Visual layout records:

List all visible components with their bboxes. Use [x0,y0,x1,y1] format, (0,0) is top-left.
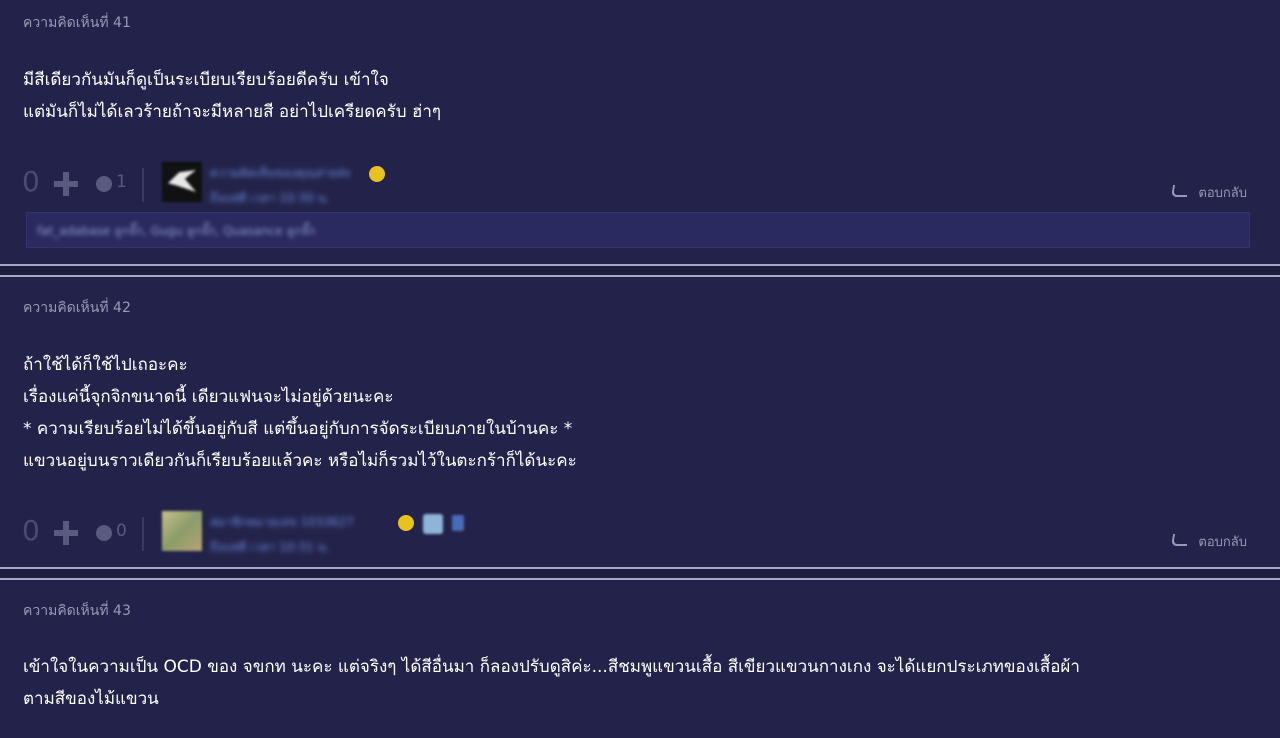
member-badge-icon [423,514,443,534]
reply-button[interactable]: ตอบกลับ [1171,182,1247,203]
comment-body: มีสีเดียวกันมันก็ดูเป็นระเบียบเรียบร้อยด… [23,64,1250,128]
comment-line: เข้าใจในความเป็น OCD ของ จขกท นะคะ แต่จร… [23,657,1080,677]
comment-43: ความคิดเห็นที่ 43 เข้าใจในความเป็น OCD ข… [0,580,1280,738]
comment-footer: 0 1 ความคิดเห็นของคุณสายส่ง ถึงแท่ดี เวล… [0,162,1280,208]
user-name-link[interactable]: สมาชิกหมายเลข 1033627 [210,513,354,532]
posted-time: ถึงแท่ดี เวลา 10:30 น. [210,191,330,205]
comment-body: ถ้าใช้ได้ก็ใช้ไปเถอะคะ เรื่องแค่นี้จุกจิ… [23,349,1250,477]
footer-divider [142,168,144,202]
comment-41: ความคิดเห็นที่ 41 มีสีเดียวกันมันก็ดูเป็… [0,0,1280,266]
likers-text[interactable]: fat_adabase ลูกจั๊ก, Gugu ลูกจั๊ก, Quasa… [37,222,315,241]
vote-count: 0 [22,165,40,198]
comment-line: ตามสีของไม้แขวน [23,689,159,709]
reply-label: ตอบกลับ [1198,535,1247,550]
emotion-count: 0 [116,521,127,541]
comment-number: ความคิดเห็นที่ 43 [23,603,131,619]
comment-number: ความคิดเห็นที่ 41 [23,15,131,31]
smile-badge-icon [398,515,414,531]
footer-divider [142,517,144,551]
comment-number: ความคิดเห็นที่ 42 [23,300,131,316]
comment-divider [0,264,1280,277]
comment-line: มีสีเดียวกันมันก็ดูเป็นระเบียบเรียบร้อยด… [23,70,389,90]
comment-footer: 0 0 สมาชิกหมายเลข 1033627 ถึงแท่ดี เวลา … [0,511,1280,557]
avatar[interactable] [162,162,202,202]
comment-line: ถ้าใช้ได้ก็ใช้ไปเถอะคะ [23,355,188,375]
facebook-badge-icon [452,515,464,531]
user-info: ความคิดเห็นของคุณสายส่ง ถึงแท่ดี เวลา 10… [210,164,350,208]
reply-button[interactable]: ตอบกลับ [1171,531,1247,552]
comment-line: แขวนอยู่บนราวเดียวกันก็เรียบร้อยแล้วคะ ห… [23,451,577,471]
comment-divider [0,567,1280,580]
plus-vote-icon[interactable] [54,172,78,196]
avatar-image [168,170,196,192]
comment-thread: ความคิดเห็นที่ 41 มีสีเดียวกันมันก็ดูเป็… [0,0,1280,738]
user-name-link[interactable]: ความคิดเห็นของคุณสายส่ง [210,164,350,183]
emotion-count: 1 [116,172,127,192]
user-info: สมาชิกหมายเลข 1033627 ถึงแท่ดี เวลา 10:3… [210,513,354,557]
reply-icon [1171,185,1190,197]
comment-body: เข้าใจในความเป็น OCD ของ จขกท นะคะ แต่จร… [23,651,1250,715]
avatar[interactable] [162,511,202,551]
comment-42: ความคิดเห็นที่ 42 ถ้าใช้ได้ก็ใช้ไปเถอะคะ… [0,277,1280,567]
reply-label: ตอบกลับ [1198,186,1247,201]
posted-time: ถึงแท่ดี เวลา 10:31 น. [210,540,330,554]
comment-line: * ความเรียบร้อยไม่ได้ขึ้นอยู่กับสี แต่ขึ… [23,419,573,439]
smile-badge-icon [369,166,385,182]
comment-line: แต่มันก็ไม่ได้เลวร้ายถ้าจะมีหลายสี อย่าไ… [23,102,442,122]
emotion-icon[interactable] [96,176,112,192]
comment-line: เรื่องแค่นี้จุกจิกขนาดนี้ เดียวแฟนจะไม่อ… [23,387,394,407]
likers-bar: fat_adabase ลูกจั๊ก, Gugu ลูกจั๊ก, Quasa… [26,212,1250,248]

--- WORK REQUIRED ---
Repeat, without any change, the lines above from the one containing "member-badge-icon [423,514,443,534]" through the one containing "comment-line: เข้าใจในความเป็น OCD".

--- ANSWER TO THIS EXERCISE ---
member-badge-icon [423,514,443,534]
reply-button[interactable]: ตอบกลับ [1171,182,1247,203]
comment-body: มีสีเดียวกันมันก็ดูเป็นระเบียบเรียบร้อยด… [23,64,1250,128]
comment-line: เข้าใจในความเป็น OCD ของ จขกท นะคะ แต่จร… [23,657,1080,677]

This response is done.